### REQUIRED WORK
Without the pictures, return each record as it appears.

### RECORD LIST
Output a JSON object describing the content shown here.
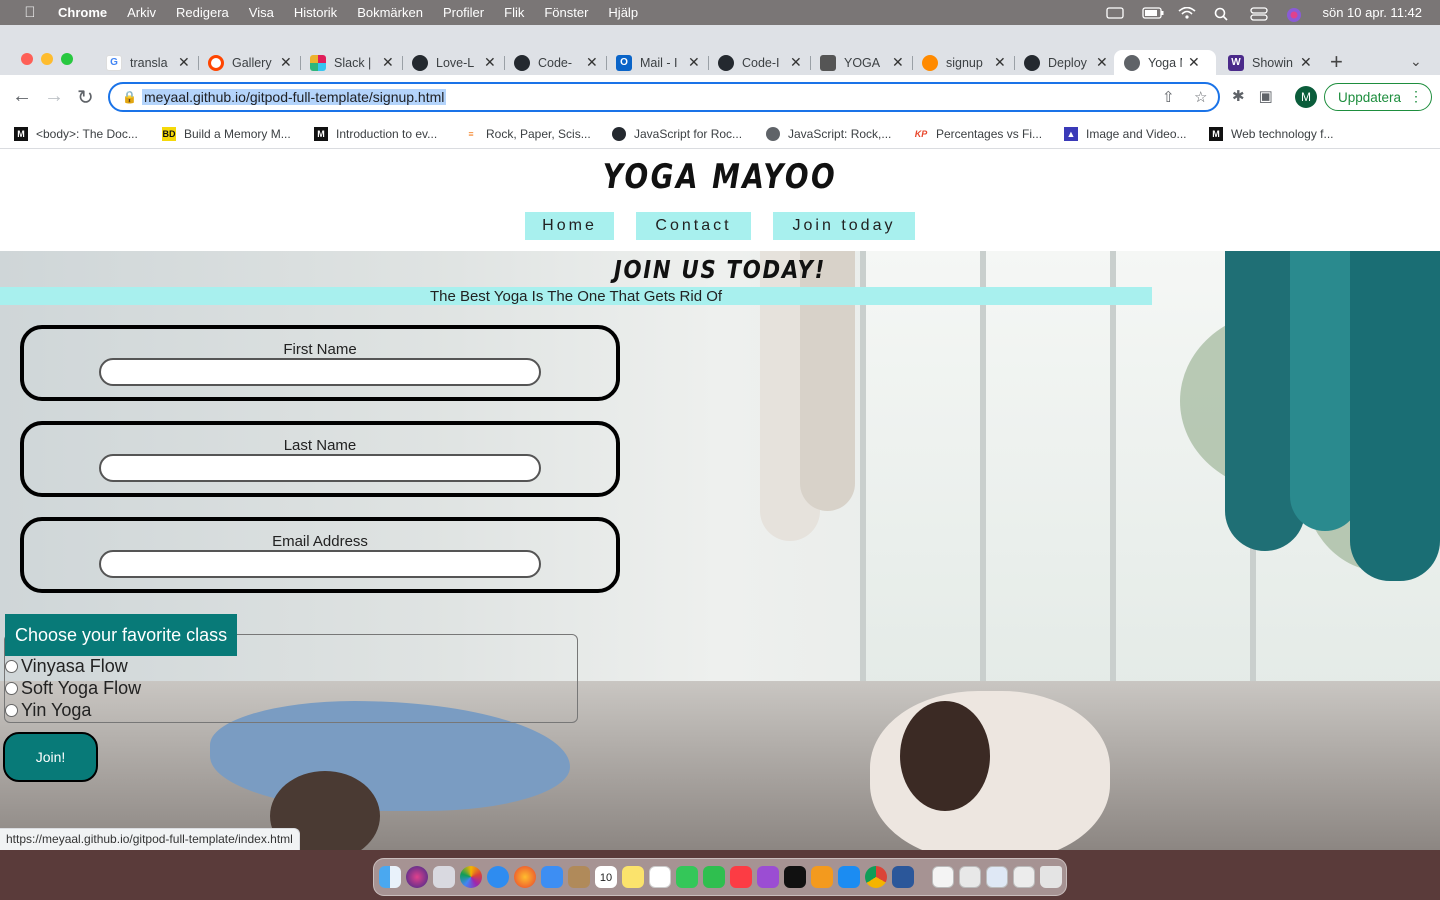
{
  "menubar": {
    "app_name": "Chrome",
    "menus": [
      "Arkiv",
      "Redigera",
      "Visa",
      "Historik",
      "Bokmärken",
      "Profiler",
      "Flik",
      "Fönster",
      "Hjälp"
    ],
    "datetime": "sön 10 apr.  11:42"
  },
  "tabs": [
    {
      "label": "transla",
      "icon": "google-icon",
      "color": "#ffffff"
    },
    {
      "label": "Gallery",
      "icon": "circle-icon",
      "color": "#ff4500"
    },
    {
      "label": "Slack |",
      "icon": "slack-icon",
      "color": "#4a154b"
    },
    {
      "label": "Love-L",
      "icon": "github-icon",
      "color": "#24292f"
    },
    {
      "label": "Code-",
      "icon": "github-icon",
      "color": "#24292f"
    },
    {
      "label": "Mail - I",
      "icon": "outlook-icon",
      "color": "#0a64c8"
    },
    {
      "label": "Code-I",
      "icon": "github-icon",
      "color": "#24292f"
    },
    {
      "label": "YOGA",
      "icon": "cube-icon",
      "color": "#555555"
    },
    {
      "label": "signup",
      "icon": "gitpod-icon",
      "color": "#ff8a00"
    },
    {
      "label": "Deploy",
      "icon": "github-icon",
      "color": "#24292f"
    },
    {
      "label": "Yoga M",
      "icon": "globe-icon",
      "color": "#5f6368",
      "active": true
    },
    {
      "label": "Showin",
      "icon": "w3-icon",
      "color": "#4b2a8a"
    }
  ],
  "toolbar": {
    "url": "meyaal.github.io/gitpod-full-template/signup.html",
    "profile_initial": "M",
    "update_label": "Uppdatera"
  },
  "bookmarks": [
    {
      "label": "<body>: The Doc...",
      "icon": "mdn-icon"
    },
    {
      "label": "Build a Memory M...",
      "icon": "bd-icon"
    },
    {
      "label": "Introduction to ev...",
      "icon": "mdn-icon"
    },
    {
      "label": "Rock, Paper, Scis...",
      "icon": "stackoverflow-icon"
    },
    {
      "label": "JavaScript for Roc...",
      "icon": "github-icon"
    },
    {
      "label": "JavaScript: Rock,...",
      "icon": "globe-icon"
    },
    {
      "label": "Percentages vs Fi...",
      "icon": "kp-icon"
    },
    {
      "label": "Image and Video...",
      "icon": "image-icon"
    },
    {
      "label": "Web technology f...",
      "icon": "mdn-icon"
    }
  ],
  "site": {
    "title": "YOGA MAYOO",
    "nav": [
      "Home",
      "Contact",
      "Join today"
    ],
    "join_title": "JOIN US TODAY!",
    "tagline": "The Best Yoga Is The One That Gets Rid Of",
    "fields": [
      {
        "label": "First Name",
        "value": ""
      },
      {
        "label": "Last Name",
        "value": ""
      },
      {
        "label": "Email Address",
        "value": ""
      }
    ],
    "class_legend": "Choose your favorite class",
    "classes": [
      "Vinyasa Flow",
      "Soft Yoga Flow",
      "Yin Yoga"
    ],
    "submit_label": "Join!"
  },
  "status_url": "https://meyaal.github.io/gitpod-full-template/index.html",
  "colors": {
    "accent_teal": "#087a78",
    "nav_cyan": "#a8f0ee",
    "chrome_blue": "#1a73e8",
    "update_green": "#1e8e3e"
  },
  "dock": {
    "calendar_day": "10",
    "apps": [
      "finder-icon",
      "siri-icon",
      "launchpad-icon",
      "photos-icon",
      "safari-icon",
      "firefox-icon",
      "mail-icon",
      "contacts-icon",
      "calendar-icon",
      "notes-icon",
      "reminders-icon",
      "messages-icon",
      "facetime-icon",
      "music-icon",
      "podcasts-icon",
      "tv-icon",
      "books-icon",
      "appstore-icon",
      "chrome-icon",
      "word-icon",
      "preview-icon",
      "screenshot-icon",
      "window-icon",
      "finder-window-icon",
      "trash-icon"
    ]
  }
}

### FINISHED EXERCISE
Output a JSON object describing the content shown here.
{
  "menubar": {
    "app_name": "Chrome",
    "menus": [
      "Arkiv",
      "Redigera",
      "Visa",
      "Historik",
      "Bokmärken",
      "Profiler",
      "Flik",
      "Fönster",
      "Hjälp"
    ],
    "datetime": "sön 10 apr.  11:42"
  },
  "tabs": [
    {
      "label": "transla",
      "icon": "google-icon",
      "color": "#ffffff"
    },
    {
      "label": "Gallery",
      "icon": "circle-icon",
      "color": "#ff4500"
    },
    {
      "label": "Slack |",
      "icon": "slack-icon",
      "color": "#4a154b"
    },
    {
      "label": "Love-L",
      "icon": "github-icon",
      "color": "#24292f"
    },
    {
      "label": "Code-",
      "icon": "github-icon",
      "color": "#24292f"
    },
    {
      "label": "Mail - I",
      "icon": "outlook-icon",
      "color": "#0a64c8"
    },
    {
      "label": "Code-I",
      "icon": "github-icon",
      "color": "#24292f"
    },
    {
      "label": "YOGA",
      "icon": "cube-icon",
      "color": "#555555"
    },
    {
      "label": "signup",
      "icon": "gitpod-icon",
      "color": "#ff8a00"
    },
    {
      "label": "Deploy",
      "icon": "github-icon",
      "color": "#24292f"
    },
    {
      "label": "Yoga M",
      "icon": "globe-icon",
      "color": "#5f6368",
      "active": true
    },
    {
      "label": "Showin",
      "icon": "w3-icon",
      "color": "#4b2a8a"
    }
  ],
  "toolbar": {
    "url": "meyaal.github.io/gitpod-full-template/signup.html",
    "profile_initial": "M",
    "update_label": "Uppdatera"
  },
  "bookmarks": [
    {
      "label": "<body>: The Doc...",
      "icon": "mdn-icon"
    },
    {
      "label": "Build a Memory M...",
      "icon": "bd-icon"
    },
    {
      "label": "Introduction to ev...",
      "icon": "mdn-icon"
    },
    {
      "label": "Rock, Paper, Scis...",
      "icon": "stackoverflow-icon"
    },
    {
      "label": "JavaScript for Roc...",
      "icon": "github-icon"
    },
    {
      "label": "JavaScript: Rock,...",
      "icon": "globe-icon"
    },
    {
      "label": "Percentages vs Fi...",
      "icon": "kp-icon"
    },
    {
      "label": "Image and Video...",
      "icon": "image-icon"
    },
    {
      "label": "Web technology f...",
      "icon": "mdn-icon"
    }
  ],
  "site": {
    "title": "YOGA MAYOO",
    "nav": [
      "Home",
      "Contact",
      "Join today"
    ],
    "join_title": "JOIN US TODAY!",
    "tagline": "The Best Yoga Is The One That Gets Rid Of",
    "fields": [
      {
        "label": "First Name",
        "value": ""
      },
      {
        "label": "Last Name",
        "value": ""
      },
      {
        "label": "Email Address",
        "value": ""
      }
    ],
    "class_legend": "Choose your favorite class",
    "classes": [
      "Vinyasa Flow",
      "Soft Yoga Flow",
      "Yin Yoga"
    ],
    "submit_label": "Join!"
  },
  "status_url": "https://meyaal.github.io/gitpod-full-template/index.html",
  "colors": {
    "accent_teal": "#087a78",
    "nav_cyan": "#a8f0ee",
    "chrome_blue": "#1a73e8",
    "update_green": "#1e8e3e"
  },
  "dock": {
    "calendar_day": "10",
    "apps": [
      "finder-icon",
      "siri-icon",
      "launchpad-icon",
      "photos-icon",
      "safari-icon",
      "firefox-icon",
      "mail-icon",
      "contacts-icon",
      "calendar-icon",
      "notes-icon",
      "reminders-icon",
      "messages-icon",
      "facetime-icon",
      "music-icon",
      "podcasts-icon",
      "tv-icon",
      "books-icon",
      "appstore-icon",
      "chrome-icon",
      "word-icon",
      "preview-icon",
      "screenshot-icon",
      "window-icon",
      "finder-window-icon",
      "trash-icon"
    ]
  }
}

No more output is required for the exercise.